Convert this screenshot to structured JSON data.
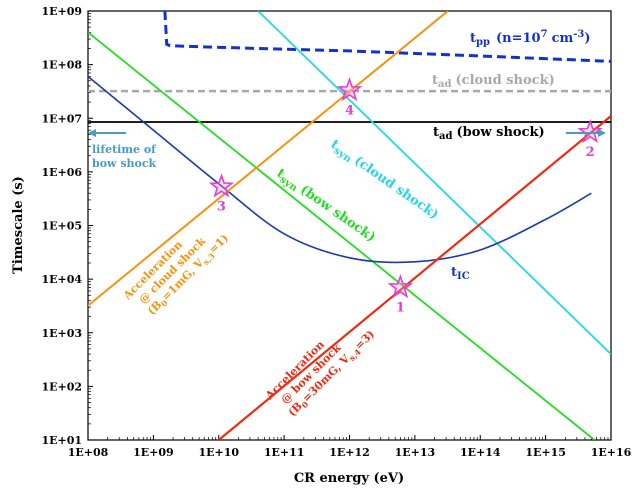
{
  "chart_data": {
    "type": "line",
    "xlabel": "CR energy (eV)",
    "ylabel": "Timescale (s)",
    "xscale": "log",
    "yscale": "log",
    "xlim": [
      100000000.0,
      1e+16
    ],
    "ylim": [
      10.0,
      1000000000.0
    ],
    "x_ticks": [
      "1E+08",
      "1E+09",
      "1E+10",
      "1E+11",
      "1E+12",
      "1E+13",
      "1E+14",
      "1E+15",
      "1E+16"
    ],
    "y_ticks": [
      "1E+01",
      "1E+02",
      "1E+03",
      "1E+04",
      "1E+05",
      "1E+06",
      "1E+07",
      "1E+08",
      "1E+09"
    ],
    "grid": false,
    "legend": "none",
    "colors": {
      "t_pp": "#1530d0",
      "t_ad_cloud": "#a8a8a8",
      "t_ad_bow": "#000000",
      "t_syn_cloud": "#22d8e6",
      "t_syn_bow": "#22dd22",
      "t_ic": "#1a3ab0",
      "acc_cloud": "#f5930f",
      "acc_bow": "#ee2b12",
      "lifetime": "#4a9ac8",
      "star": "#e040d0"
    },
    "series": [
      {
        "key": "t_pp",
        "x": [
          1500000000.0,
          1600000000.0,
          1800000000.0,
          10000000000.0,
          1000000000000.0,
          100000000000000.0,
          1e+16
        ],
        "y": [
          1000000000.0,
          240000000.0,
          225000000.0,
          210000000.0,
          180000000.0,
          145000000.0,
          115000000.0
        ]
      },
      {
        "key": "t_ad_cloud",
        "x": [
          100000000.0,
          1e+16
        ],
        "y": [
          32000000.0,
          32000000.0
        ]
      },
      {
        "key": "t_ad_bow",
        "x": [
          100000000.0,
          1e+16
        ],
        "y": [
          8500000.0,
          8500000.0
        ]
      },
      {
        "key": "t_syn_cloud",
        "x": [
          40000000000.0,
          1e+16
        ],
        "y": [
          1000000000.0,
          400.0
        ]
      },
      {
        "key": "t_syn_bow",
        "x": [
          100000000.0,
          5600000000000000.0
        ],
        "y": [
          400000000.0,
          10.0
        ]
      },
      {
        "key": "t_ic",
        "x": [
          100000000.0,
          1000000000.0,
          10000000000.0,
          100000000000.0,
          1000000000000.0,
          10000000000000.0,
          100000000000000.0,
          1000000000000000.0,
          5000000000000000.0
        ],
        "y": [
          60000000.0,
          6000000.0,
          600000.0,
          70000.0,
          25000.0,
          21000.0,
          35000.0,
          130000.0,
          400000.0
        ]
      },
      {
        "key": "acc_cloud",
        "x": [
          100000000.0,
          32000000000000.0
        ],
        "y": [
          3200.0,
          1000000000.0
        ]
      },
      {
        "key": "acc_bow",
        "x": [
          10000000000.0,
          1e+16
        ],
        "y": [
          10.0,
          11000000.0
        ]
      }
    ],
    "stars": [
      {
        "label": "1",
        "x": 6000000000000.0,
        "y": 7000.0
      },
      {
        "label": "2",
        "x": 4800000000000000.0,
        "y": 5500000.0
      },
      {
        "label": "3",
        "x": 11000000000.0,
        "y": 530000.0
      },
      {
        "label": "4",
        "x": 1000000000000.0,
        "y": 33000000.0
      }
    ],
    "labels": {
      "t_pp": "t",
      "t_pp_sub": "pp",
      "t_pp_tail": "(n=10",
      "t_pp_exp": "7",
      "t_pp_unit": "cm",
      "t_pp_unit_exp": "-3",
      "t_pp_close": ")",
      "t_ad_cloud": "t",
      "t_ad_cloud_sub": "ad",
      "t_ad_cloud_tail": "(cloud shock)",
      "t_ad_bow": "t",
      "t_ad_bow_sub": "ad",
      "t_ad_bow_tail": "(bow shock)",
      "t_syn_cloud": "t",
      "t_syn_cloud_sub": "syn",
      "t_syn_cloud_tail": "(cloud shock)",
      "t_syn_bow": "t",
      "t_syn_bow_sub": "syn",
      "t_syn_bow_tail": "(bow shock)",
      "t_ic": "t",
      "t_ic_sub": "IC",
      "lifetime_1": "lifetime of",
      "lifetime_2": "bow shock",
      "acc_cloud_1": "Acceleration",
      "acc_cloud_2": "@ cloud shock",
      "acc_cloud_3a": "(B",
      "acc_cloud_3b": "0",
      "acc_cloud_3c": "=1mG, V",
      "acc_cloud_3d": "s,3",
      "acc_cloud_3e": "=1)",
      "acc_bow_1": "Acceleration",
      "acc_bow_2": "@ bow shock",
      "acc_bow_3a": "(B",
      "acc_bow_3b": "0",
      "acc_bow_3c": "=30mG, V",
      "acc_bow_3d": "s,4",
      "acc_bow_3e": "=3)"
    }
  }
}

== == ==

Objective: Each line that has the word "Acceleration" counts once. How many such lines are in the data? Give the number alone.

Answer below: 2